- [STATED PROBLEM]: Make a tally of the lines in the records that include the string "this", and give only that number.
☆ ☆ ☆
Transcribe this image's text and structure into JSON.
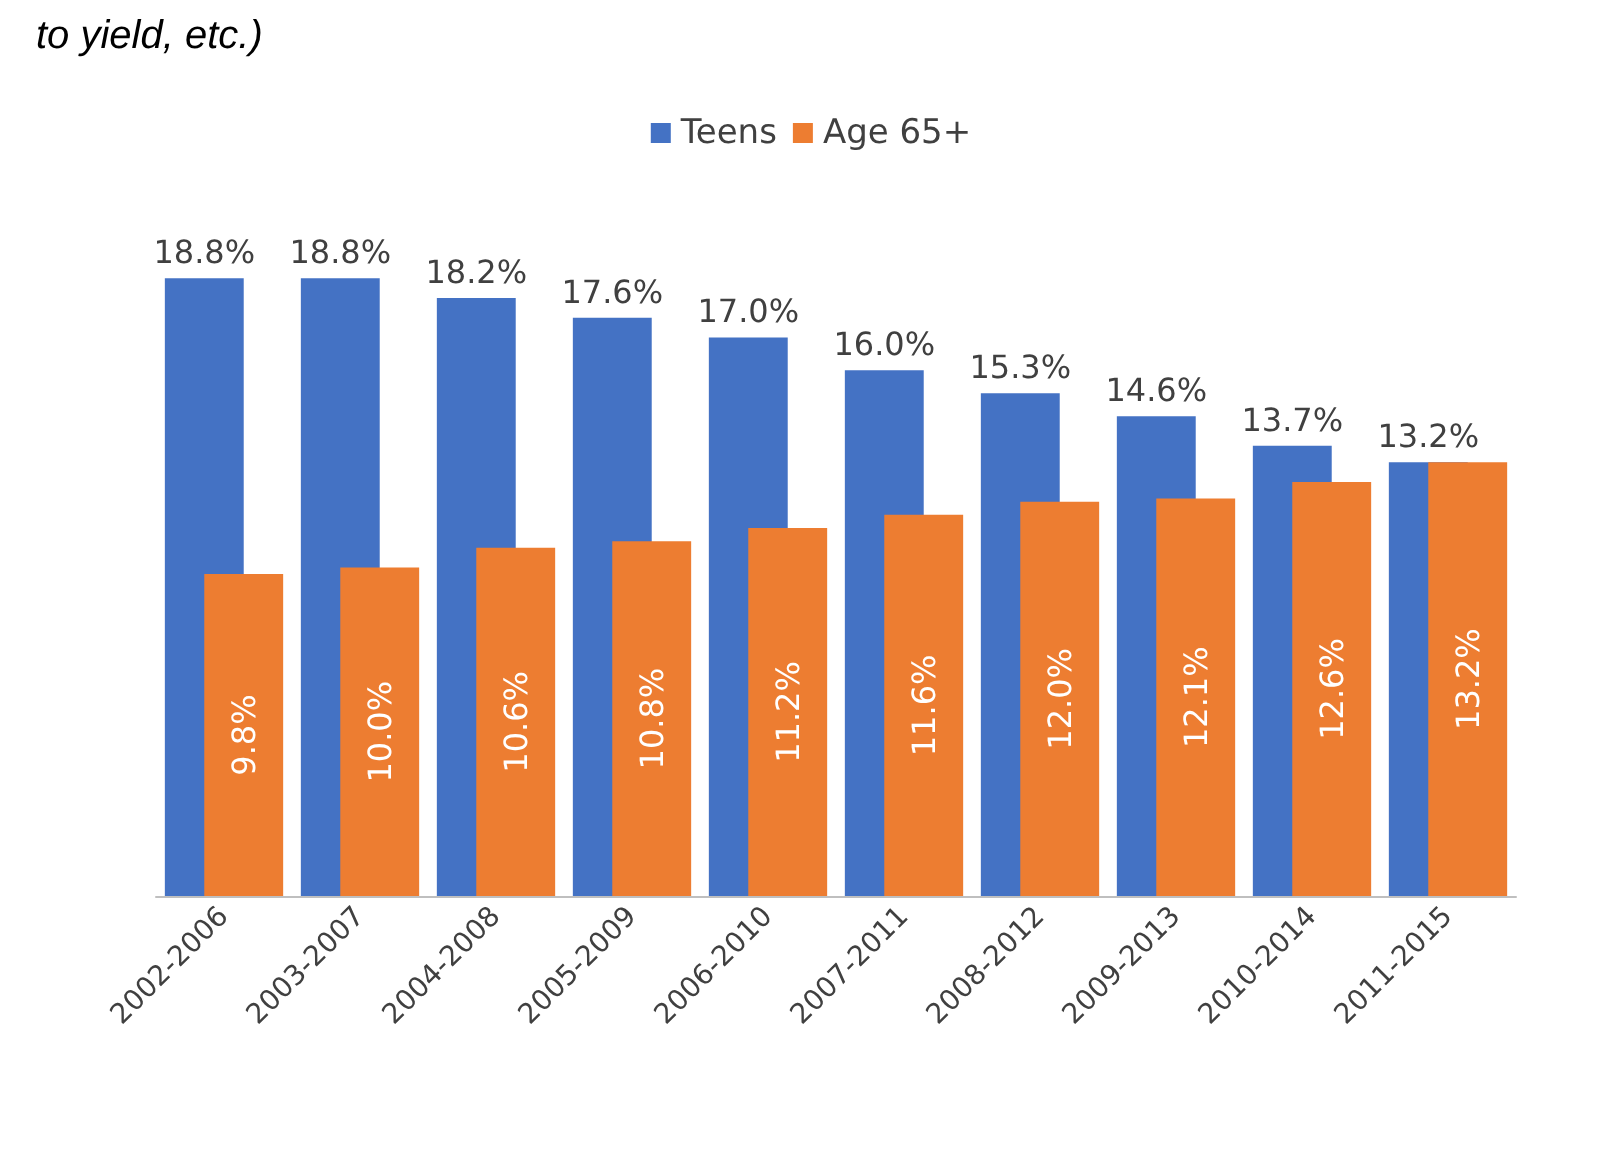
{
  "chart_data": {
    "type": "bar",
    "annotations": [
      "to yield, etc.)"
    ],
    "categories": [
      "2002-2006",
      "2003-2007",
      "2004-2008",
      "2005-2009",
      "2006-2010",
      "2007-2011",
      "2008-2012",
      "2009-2013",
      "2010-2014",
      "2011-2015"
    ],
    "series": [
      {
        "name": "Teens",
        "color": "#4472c4",
        "values": [
          18.8,
          18.8,
          18.2,
          17.6,
          17.0,
          16.0,
          15.3,
          14.6,
          13.7,
          13.2
        ],
        "value_labels": [
          "18.8%",
          "18.8%",
          "18.2%",
          "17.6%",
          "17.0%",
          "16.0%",
          "15.3%",
          "14.6%",
          "13.7%",
          "13.2%"
        ]
      },
      {
        "name": "Age 65+",
        "color": "#ed7d31",
        "values": [
          9.8,
          10.0,
          10.6,
          10.8,
          11.2,
          11.6,
          12.0,
          12.1,
          12.6,
          13.2
        ],
        "value_labels": [
          "9.8%",
          "10.0%",
          "10.6%",
          "10.8%",
          "11.2%",
          "11.6%",
          "12.0%",
          "12.1%",
          "12.6%",
          "13.2%"
        ]
      }
    ],
    "legend": "top",
    "grid": false
  }
}
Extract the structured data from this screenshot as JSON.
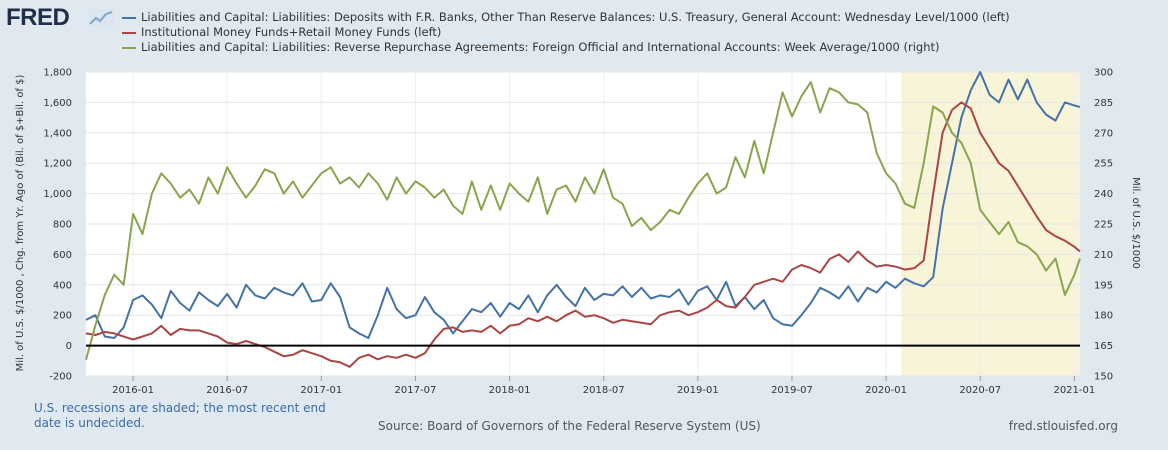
☆ ☆ ☆
- [ANSWER BELOW]: 2